[Figure data in JSON]
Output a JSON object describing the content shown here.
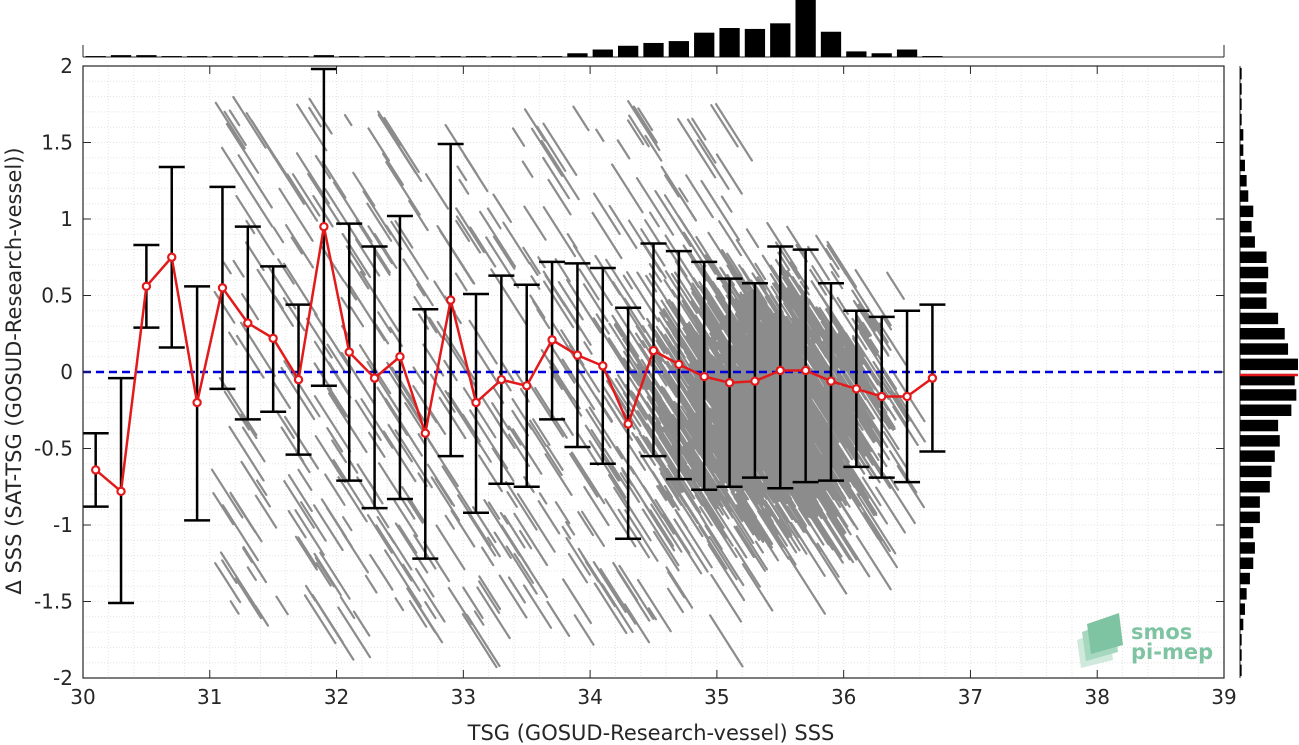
{
  "chart_data": {
    "type": "scatter",
    "xlabel": "TSG (GOSUD-Research-vessel) SSS",
    "ylabel": "Δ SSS (SAT-TSG (GOSUD-Research-vessel))",
    "xlim": [
      30,
      39
    ],
    "ylim": [
      -2,
      2
    ],
    "xticks": [
      30,
      31,
      32,
      33,
      34,
      35,
      36,
      37,
      38,
      39
    ],
    "yticks": [
      -2,
      -1.5,
      -1,
      -0.5,
      0,
      0.5,
      1,
      1.5,
      2
    ],
    "xtick_labels": [
      "30",
      "31",
      "32",
      "33",
      "34",
      "35",
      "36",
      "37",
      "38",
      "39"
    ],
    "ytick_labels": [
      "-2",
      "-1.5",
      "-1",
      "-0.5",
      "0",
      "0.5",
      "1",
      "1.5",
      "2"
    ],
    "grid": "minor dotted",
    "zero_line": {
      "y": 0,
      "color": "#0000dd",
      "style": "dashed"
    },
    "scatter_color": "#8c8c8c",
    "mean_color": "#e31a1c",
    "errorbar_color": "#000000",
    "binned_stats": {
      "x": [
        30.1,
        30.3,
        30.5,
        30.7,
        30.9,
        31.1,
        31.3,
        31.5,
        31.7,
        31.9,
        32.1,
        32.3,
        32.5,
        32.7,
        32.9,
        33.1,
        33.3,
        33.5,
        33.7,
        33.9,
        34.1,
        34.3,
        34.5,
        34.7,
        34.9,
        35.1,
        35.3,
        35.5,
        35.7,
        35.9,
        36.1,
        36.3,
        36.5,
        36.7
      ],
      "mean": [
        -0.64,
        -0.78,
        0.56,
        0.75,
        -0.2,
        0.55,
        0.32,
        0.22,
        -0.05,
        0.95,
        0.13,
        -0.04,
        0.1,
        -0.4,
        0.47,
        -0.2,
        -0.05,
        -0.09,
        0.21,
        0.11,
        0.04,
        -0.34,
        0.14,
        0.05,
        -0.03,
        -0.07,
        -0.06,
        0.01,
        0.01,
        -0.06,
        -0.11,
        -0.16,
        -0.16,
        -0.04
      ],
      "lower": [
        -0.88,
        -1.51,
        0.29,
        0.16,
        -0.97,
        -0.11,
        -0.31,
        -0.26,
        -0.54,
        -0.09,
        -0.71,
        -0.89,
        -0.83,
        -1.22,
        -0.55,
        -0.92,
        -0.73,
        -0.75,
        -0.31,
        -0.49,
        -0.6,
        -1.09,
        -0.55,
        -0.7,
        -0.77,
        -0.75,
        -0.69,
        -0.76,
        -0.72,
        -0.71,
        -0.62,
        -0.69,
        -0.72,
        -0.52
      ],
      "upper": [
        -0.4,
        -0.04,
        0.83,
        1.34,
        0.56,
        1.21,
        0.95,
        0.69,
        0.44,
        1.98,
        0.97,
        0.82,
        1.02,
        0.41,
        1.49,
        0.51,
        0.63,
        0.57,
        0.72,
        0.71,
        0.68,
        0.42,
        0.84,
        0.79,
        0.72,
        0.61,
        0.58,
        0.82,
        0.8,
        0.58,
        0.4,
        0.36,
        0.4,
        0.44
      ]
    },
    "top_histogram": {
      "bins": [
        30.1,
        30.3,
        30.5,
        30.7,
        30.9,
        31.1,
        31.3,
        31.5,
        31.7,
        31.9,
        32.1,
        32.3,
        32.5,
        32.7,
        32.9,
        33.1,
        33.3,
        33.5,
        33.7,
        33.9,
        34.1,
        34.3,
        34.5,
        34.7,
        34.9,
        35.1,
        35.3,
        35.5,
        35.7,
        35.9,
        36.1,
        36.3,
        36.5,
        36.7
      ],
      "counts": [
        1,
        2,
        2,
        1,
        1,
        1,
        1,
        1,
        1,
        2,
        1,
        1,
        1,
        1,
        1,
        1,
        1,
        1,
        1,
        4,
        8,
        12,
        15,
        17,
        26,
        31,
        30,
        36,
        62,
        27,
        6,
        4,
        8,
        1
      ]
    },
    "right_histogram": {
      "bins": [
        -1.95,
        -1.85,
        -1.75,
        -1.65,
        -1.55,
        -1.45,
        -1.35,
        -1.25,
        -1.15,
        -1.05,
        -0.95,
        -0.85,
        -0.75,
        -0.65,
        -0.55,
        -0.45,
        -0.35,
        -0.25,
        -0.15,
        -0.05,
        0.05,
        0.15,
        0.25,
        0.35,
        0.45,
        0.55,
        0.65,
        0.75,
        0.85,
        0.95,
        1.05,
        1.15,
        1.25,
        1.35,
        1.45,
        1.55,
        1.65,
        1.75,
        1.85,
        1.95
      ],
      "counts": [
        1,
        1,
        1,
        2,
        3,
        4,
        6,
        8,
        9,
        8,
        12,
        12,
        18,
        19,
        21,
        24,
        23,
        31,
        34,
        33,
        35,
        29,
        27,
        23,
        16,
        16,
        17,
        16,
        9,
        7,
        8,
        5,
        4,
        3,
        2,
        2,
        1,
        1,
        1,
        1
      ],
      "mean_marker": -0.02
    }
  },
  "logo": {
    "line1": "smos",
    "line2": "pi-mep"
  }
}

> _TASK INSTRUCTIONS_: Where a line of the entries contains the word "vessel", copy that line.

> _EXERCISE SOLUTION_:
    "xlabel": "TSG (GOSUD-Research-vessel) SSS",
    "ylabel": "Δ SSS (SAT-TSG (GOSUD-Research-vessel))",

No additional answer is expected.